> [Exercise objective]: Look through the lines below and extract any with the word "subscript".
··· Extracted information ···
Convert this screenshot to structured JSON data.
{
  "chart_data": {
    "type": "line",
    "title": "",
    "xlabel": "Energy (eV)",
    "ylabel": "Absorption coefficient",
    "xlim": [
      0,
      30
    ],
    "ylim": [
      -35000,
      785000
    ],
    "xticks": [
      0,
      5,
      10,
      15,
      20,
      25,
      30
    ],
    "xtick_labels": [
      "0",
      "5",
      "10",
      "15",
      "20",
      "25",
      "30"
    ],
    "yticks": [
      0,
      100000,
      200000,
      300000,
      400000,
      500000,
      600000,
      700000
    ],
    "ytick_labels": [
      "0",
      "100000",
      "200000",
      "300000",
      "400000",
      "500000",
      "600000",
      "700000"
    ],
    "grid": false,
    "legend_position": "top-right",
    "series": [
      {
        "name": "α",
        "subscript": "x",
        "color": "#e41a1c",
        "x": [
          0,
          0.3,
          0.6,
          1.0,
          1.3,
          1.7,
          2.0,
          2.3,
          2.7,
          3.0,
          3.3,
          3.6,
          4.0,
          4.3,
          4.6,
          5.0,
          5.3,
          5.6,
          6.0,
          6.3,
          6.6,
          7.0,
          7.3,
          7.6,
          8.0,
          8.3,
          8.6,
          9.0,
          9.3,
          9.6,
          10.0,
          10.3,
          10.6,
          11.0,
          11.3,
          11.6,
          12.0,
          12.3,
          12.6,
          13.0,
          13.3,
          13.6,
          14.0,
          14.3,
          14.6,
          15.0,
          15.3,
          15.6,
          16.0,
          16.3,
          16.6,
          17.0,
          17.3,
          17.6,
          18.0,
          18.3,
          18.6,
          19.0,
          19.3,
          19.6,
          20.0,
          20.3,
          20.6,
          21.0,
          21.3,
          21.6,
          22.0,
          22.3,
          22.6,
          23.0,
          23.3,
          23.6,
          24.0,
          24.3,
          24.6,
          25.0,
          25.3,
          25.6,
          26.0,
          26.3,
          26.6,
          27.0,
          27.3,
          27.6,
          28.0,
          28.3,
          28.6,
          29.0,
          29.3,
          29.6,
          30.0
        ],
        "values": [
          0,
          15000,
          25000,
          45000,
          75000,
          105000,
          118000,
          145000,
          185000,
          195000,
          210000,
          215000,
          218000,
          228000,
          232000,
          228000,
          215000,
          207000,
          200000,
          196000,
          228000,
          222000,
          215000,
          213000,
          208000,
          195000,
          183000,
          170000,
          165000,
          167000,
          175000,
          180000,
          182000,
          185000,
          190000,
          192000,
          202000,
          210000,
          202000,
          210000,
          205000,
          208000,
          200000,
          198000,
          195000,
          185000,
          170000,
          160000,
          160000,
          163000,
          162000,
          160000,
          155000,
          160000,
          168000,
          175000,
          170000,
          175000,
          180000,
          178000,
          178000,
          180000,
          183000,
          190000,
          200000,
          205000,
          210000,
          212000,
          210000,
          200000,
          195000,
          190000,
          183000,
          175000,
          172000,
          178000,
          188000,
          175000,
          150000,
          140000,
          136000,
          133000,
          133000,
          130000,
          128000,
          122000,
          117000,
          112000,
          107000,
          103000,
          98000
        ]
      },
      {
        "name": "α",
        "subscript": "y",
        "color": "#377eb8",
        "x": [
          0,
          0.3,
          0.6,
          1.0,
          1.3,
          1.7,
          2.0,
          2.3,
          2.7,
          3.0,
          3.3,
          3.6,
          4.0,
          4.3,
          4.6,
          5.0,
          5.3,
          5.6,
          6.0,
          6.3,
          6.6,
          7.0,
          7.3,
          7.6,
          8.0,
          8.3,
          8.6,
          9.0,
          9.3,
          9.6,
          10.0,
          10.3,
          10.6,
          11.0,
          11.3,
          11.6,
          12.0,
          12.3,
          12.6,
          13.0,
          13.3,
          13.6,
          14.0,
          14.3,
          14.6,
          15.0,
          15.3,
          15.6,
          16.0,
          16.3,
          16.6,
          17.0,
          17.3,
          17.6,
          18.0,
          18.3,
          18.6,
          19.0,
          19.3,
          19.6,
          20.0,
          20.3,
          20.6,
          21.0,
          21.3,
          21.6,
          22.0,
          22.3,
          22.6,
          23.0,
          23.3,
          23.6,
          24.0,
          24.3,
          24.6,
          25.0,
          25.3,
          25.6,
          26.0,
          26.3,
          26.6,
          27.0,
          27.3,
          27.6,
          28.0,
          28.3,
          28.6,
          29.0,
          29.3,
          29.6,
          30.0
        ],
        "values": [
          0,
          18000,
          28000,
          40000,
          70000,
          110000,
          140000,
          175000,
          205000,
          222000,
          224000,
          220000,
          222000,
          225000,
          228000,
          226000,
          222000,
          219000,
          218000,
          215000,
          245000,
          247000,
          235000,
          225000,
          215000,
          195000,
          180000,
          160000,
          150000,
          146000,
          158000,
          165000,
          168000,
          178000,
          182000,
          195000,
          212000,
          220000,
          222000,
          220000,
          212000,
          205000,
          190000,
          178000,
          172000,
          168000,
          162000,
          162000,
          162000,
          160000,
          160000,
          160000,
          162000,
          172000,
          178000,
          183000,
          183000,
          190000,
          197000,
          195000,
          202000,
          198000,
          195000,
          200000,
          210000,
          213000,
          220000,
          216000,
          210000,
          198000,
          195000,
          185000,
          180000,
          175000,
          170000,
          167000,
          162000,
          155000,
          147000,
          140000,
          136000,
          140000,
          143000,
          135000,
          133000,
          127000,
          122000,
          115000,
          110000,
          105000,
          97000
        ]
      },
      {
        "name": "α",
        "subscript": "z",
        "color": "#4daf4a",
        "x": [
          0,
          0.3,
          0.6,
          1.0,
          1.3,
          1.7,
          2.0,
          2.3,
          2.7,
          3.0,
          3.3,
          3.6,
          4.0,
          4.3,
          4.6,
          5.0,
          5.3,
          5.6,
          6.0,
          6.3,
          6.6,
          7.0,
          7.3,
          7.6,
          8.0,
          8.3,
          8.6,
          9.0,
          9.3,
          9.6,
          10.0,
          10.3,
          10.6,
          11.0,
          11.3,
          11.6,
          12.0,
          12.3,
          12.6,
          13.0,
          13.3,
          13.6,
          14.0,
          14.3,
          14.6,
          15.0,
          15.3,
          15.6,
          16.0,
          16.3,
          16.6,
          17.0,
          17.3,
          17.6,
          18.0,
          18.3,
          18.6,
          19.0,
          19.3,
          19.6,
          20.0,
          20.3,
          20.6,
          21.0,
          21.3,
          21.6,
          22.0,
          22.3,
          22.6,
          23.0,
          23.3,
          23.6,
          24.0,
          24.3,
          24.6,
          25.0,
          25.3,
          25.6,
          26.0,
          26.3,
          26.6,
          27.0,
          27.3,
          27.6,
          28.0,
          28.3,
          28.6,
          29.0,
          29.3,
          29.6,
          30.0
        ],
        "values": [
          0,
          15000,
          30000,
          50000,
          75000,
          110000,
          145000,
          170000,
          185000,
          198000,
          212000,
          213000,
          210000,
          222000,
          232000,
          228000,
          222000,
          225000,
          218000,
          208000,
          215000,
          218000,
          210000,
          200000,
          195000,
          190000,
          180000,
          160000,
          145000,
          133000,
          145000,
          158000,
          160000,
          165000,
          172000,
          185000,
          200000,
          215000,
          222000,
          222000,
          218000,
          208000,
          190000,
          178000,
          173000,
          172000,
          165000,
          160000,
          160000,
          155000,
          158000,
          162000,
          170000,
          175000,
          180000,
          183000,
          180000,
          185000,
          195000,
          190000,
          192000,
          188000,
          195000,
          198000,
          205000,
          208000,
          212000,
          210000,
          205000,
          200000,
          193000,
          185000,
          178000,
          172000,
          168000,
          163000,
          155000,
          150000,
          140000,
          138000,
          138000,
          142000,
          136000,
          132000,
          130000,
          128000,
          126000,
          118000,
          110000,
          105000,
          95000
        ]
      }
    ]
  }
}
···
> [Exercise response]:
        "subscript": "x",
        "subscript": "y",
        "subscript": "z",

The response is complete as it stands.